Required work:
Which lines of the records contain "цвета"? Collect every one of them.

Records for the task:
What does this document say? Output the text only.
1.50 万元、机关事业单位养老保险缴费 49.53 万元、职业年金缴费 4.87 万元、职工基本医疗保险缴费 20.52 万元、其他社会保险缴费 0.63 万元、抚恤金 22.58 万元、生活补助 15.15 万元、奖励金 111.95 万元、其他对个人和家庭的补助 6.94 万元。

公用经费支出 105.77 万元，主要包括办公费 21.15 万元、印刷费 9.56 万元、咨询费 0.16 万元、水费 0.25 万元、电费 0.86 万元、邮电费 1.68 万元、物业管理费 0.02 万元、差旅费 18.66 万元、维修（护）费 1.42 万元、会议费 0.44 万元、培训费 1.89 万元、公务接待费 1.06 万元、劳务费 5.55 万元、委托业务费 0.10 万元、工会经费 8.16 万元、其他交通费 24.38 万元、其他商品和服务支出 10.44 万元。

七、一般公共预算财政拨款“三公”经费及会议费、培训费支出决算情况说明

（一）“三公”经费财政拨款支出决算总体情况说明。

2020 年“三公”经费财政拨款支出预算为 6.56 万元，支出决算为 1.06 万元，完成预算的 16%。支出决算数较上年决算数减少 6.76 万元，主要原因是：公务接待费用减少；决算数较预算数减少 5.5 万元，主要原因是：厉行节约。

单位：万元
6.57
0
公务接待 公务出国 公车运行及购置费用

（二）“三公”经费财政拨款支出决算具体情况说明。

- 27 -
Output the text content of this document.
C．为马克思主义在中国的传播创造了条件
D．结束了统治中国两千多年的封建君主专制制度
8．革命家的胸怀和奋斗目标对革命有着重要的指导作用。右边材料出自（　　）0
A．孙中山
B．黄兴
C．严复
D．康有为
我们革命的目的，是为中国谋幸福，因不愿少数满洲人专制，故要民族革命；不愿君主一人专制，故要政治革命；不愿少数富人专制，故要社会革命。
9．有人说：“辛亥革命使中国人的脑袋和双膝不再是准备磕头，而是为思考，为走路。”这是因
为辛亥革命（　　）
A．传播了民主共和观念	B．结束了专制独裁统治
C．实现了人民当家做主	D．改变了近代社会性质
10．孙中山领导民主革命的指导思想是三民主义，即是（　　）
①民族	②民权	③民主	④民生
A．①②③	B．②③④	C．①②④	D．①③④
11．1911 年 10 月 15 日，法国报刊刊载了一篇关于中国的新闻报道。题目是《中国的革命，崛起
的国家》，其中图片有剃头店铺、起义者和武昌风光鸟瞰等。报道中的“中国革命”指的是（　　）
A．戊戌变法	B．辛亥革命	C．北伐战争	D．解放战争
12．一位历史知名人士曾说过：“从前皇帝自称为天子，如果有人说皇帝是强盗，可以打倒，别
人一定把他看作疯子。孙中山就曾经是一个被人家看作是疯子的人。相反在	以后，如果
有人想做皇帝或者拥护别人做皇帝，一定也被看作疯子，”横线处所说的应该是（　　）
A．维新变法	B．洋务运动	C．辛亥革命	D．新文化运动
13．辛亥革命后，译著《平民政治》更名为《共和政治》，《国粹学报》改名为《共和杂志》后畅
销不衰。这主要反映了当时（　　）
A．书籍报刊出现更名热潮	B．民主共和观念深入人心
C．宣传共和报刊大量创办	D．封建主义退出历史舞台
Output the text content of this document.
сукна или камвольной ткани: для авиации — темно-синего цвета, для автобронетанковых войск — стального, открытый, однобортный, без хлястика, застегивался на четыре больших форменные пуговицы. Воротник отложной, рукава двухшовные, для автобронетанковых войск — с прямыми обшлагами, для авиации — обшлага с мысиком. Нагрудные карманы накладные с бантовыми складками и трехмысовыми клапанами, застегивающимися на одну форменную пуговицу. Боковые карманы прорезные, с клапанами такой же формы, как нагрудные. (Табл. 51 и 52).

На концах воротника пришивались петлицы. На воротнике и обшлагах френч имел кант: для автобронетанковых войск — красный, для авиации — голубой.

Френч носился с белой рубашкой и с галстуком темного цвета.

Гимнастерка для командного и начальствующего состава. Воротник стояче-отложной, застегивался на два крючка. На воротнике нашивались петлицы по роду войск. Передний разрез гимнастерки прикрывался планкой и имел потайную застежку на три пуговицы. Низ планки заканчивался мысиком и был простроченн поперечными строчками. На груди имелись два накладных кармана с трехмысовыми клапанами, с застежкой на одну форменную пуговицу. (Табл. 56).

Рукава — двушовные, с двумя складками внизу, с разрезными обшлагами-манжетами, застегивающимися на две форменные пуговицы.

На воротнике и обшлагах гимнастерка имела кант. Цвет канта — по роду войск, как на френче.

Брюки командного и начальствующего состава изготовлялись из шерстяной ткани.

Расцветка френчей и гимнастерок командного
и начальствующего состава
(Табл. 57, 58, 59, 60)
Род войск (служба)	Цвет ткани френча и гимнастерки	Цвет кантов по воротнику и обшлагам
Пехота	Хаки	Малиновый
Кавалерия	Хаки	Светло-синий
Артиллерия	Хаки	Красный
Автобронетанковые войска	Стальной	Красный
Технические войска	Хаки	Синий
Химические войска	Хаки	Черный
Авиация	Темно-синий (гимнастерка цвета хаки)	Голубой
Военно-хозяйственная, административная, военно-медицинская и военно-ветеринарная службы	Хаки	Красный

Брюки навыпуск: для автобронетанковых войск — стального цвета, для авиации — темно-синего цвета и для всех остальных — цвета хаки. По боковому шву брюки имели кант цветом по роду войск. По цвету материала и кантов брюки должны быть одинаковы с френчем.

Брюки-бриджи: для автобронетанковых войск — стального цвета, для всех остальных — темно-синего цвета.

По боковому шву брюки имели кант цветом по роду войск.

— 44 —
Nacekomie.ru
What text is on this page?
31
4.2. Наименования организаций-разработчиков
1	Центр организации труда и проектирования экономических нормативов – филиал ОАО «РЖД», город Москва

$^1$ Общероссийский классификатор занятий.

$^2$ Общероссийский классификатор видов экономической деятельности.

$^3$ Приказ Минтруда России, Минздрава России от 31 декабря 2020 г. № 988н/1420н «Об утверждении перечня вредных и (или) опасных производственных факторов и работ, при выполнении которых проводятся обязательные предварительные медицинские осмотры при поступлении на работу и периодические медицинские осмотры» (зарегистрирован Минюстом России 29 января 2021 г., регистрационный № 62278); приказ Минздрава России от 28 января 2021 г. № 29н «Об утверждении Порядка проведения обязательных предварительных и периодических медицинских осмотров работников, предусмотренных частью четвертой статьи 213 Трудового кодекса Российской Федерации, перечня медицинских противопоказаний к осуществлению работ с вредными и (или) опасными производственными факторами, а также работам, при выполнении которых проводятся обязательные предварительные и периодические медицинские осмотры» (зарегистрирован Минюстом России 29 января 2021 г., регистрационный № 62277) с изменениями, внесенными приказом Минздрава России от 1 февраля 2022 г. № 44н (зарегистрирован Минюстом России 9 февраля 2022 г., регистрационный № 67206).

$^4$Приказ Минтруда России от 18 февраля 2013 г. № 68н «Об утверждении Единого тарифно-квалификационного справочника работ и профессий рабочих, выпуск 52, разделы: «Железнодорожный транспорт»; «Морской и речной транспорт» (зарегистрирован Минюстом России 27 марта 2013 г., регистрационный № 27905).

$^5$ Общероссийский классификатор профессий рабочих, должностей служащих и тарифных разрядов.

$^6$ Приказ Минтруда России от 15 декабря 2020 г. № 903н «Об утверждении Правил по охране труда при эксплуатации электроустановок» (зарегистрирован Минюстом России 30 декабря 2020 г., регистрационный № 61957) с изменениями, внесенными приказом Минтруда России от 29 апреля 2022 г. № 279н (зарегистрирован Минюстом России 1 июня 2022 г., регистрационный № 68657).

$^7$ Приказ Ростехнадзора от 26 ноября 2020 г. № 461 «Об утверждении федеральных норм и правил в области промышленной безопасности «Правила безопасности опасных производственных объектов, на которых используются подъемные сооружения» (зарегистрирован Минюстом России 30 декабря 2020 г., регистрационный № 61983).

Output below:
сукна или камвольной ткани: для авиации — темно-синего цвета, для автобронетанковых войск — стального, открытый, однобортный, без хлястика, застегивался на четыре больших форменные пуговицы. Воротник отложной, рукава двухшовные, для автобронетанковых войск — с прямыми обшлагами, для авиации — обшлага с мысиком. Нагрудные карманы накладные с бантовыми складками и трехмысовыми клапанами, застегивающимися на одну форменную пуговицу. Боковые карманы прорезные, с клапанами такой же формы, как нагрудные. (Табл. 51 и 52).
Френч носился с белой рубашкой и с галстуком темного цвета.
Авиация	Темно-синий (гимнастерка цвета хаки)	Голубой
Брюки навыпуск: для автобронетанковых войск — стального цвета, для авиации — темно-синего цвета и для всех остальных — цвета хаки. По боковому шву брюки имели кант цветом по роду войск. По цвету материала и кантов брюки должны быть одинаковы с френчем.
Брюки-бриджи: для автобронетанковых войск — стального цвета, для всех остальных — темно-синего цвета.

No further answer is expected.